**Set task:**
What is the number of lines in the data that hold the string "text"? Reply with that number only.
>> Start
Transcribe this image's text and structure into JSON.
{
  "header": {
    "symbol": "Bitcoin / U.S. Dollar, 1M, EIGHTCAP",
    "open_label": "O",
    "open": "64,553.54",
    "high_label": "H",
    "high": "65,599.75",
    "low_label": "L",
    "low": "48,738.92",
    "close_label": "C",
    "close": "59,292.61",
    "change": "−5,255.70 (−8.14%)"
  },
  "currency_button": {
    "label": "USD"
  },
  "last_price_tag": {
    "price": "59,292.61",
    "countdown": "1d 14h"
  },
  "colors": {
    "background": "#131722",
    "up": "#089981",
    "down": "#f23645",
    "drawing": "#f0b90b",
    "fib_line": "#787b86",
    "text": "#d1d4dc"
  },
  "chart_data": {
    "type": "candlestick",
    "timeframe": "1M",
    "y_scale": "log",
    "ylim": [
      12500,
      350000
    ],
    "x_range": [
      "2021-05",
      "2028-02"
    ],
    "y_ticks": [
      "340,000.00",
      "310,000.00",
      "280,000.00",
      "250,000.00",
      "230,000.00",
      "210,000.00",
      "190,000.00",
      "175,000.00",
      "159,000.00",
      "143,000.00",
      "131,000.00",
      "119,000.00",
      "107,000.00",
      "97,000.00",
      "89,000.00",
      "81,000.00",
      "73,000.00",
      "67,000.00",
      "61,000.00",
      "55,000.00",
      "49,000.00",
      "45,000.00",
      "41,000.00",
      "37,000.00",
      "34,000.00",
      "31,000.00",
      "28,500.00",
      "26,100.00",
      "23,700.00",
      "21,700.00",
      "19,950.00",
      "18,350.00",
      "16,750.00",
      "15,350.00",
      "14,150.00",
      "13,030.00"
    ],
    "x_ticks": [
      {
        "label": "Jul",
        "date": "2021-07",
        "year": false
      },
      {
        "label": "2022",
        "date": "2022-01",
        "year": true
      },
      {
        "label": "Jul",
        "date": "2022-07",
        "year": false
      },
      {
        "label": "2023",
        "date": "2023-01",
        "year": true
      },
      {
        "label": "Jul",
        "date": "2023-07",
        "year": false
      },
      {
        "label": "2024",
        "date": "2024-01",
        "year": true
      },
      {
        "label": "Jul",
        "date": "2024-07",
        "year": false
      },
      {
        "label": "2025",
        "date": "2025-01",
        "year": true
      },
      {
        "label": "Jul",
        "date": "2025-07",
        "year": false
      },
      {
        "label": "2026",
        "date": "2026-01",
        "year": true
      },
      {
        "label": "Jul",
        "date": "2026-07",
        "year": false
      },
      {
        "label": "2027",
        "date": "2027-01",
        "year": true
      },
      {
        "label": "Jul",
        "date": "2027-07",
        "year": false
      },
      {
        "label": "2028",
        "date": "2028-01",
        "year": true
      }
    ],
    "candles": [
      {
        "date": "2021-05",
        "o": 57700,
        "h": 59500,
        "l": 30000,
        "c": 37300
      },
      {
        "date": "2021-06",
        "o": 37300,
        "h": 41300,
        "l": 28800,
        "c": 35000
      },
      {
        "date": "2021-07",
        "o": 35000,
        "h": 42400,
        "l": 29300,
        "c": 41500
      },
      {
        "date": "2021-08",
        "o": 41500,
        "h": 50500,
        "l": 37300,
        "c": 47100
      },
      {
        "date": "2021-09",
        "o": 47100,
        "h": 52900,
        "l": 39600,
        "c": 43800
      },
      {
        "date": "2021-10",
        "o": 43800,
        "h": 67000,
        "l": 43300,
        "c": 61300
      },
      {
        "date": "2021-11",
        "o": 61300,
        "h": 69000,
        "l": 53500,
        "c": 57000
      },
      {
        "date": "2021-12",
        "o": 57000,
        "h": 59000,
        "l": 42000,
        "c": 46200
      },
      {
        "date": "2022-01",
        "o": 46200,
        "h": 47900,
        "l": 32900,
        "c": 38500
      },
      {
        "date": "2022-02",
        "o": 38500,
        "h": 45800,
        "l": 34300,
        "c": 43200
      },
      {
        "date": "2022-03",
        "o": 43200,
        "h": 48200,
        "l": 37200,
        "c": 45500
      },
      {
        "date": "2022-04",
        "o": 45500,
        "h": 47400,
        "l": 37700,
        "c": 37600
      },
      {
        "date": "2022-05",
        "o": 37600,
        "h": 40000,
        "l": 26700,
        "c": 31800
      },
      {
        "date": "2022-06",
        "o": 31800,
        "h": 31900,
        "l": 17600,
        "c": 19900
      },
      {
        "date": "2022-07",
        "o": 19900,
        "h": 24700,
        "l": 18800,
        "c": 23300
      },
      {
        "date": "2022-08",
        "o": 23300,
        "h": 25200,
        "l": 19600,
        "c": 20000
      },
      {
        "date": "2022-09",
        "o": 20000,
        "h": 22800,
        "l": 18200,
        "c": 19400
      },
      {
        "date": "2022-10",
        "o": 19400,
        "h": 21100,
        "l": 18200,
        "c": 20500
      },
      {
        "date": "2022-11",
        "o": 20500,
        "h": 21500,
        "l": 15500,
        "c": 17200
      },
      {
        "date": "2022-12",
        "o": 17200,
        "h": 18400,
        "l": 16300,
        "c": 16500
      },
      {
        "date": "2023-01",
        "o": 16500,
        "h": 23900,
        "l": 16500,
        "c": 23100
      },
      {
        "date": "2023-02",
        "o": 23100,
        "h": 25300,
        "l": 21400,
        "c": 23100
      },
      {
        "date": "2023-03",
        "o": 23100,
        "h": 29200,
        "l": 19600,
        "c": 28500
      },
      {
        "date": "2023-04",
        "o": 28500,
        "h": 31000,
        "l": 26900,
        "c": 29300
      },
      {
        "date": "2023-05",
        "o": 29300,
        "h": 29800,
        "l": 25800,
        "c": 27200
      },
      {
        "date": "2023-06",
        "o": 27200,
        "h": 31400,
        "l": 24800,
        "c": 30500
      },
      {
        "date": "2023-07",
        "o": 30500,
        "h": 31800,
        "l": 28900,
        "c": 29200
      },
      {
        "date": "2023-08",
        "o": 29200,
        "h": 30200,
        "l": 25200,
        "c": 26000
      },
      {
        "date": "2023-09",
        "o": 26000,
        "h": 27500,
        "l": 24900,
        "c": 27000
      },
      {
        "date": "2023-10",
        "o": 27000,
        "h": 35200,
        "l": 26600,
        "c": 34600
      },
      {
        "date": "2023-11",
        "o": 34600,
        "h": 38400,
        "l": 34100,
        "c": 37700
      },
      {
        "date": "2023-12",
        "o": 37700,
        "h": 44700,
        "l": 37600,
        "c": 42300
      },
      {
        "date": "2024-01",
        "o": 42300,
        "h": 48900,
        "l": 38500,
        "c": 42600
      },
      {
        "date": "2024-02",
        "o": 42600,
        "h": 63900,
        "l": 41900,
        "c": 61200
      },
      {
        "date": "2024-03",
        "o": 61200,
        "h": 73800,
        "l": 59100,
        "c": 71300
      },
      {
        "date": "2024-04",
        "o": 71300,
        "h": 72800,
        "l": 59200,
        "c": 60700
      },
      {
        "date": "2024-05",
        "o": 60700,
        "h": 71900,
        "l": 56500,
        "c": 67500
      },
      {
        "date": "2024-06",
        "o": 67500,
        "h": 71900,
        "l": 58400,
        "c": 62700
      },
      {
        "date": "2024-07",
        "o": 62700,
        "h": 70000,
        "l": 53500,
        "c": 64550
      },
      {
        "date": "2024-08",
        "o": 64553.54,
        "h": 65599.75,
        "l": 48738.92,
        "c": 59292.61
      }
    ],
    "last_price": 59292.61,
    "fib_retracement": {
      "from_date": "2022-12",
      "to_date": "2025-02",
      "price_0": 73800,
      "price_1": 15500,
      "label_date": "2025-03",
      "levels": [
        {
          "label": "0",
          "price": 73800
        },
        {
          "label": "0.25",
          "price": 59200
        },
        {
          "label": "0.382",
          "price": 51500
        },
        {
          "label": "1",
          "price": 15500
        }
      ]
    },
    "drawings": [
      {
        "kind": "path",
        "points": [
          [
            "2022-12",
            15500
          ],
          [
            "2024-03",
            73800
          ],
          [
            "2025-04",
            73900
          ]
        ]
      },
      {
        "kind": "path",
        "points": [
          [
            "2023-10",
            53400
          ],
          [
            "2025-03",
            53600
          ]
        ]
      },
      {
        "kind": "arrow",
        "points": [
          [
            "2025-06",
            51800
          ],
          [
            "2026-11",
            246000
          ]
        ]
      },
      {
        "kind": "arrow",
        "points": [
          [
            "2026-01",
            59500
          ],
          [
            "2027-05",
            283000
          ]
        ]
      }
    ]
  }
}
>> End
**Problem solution:**
2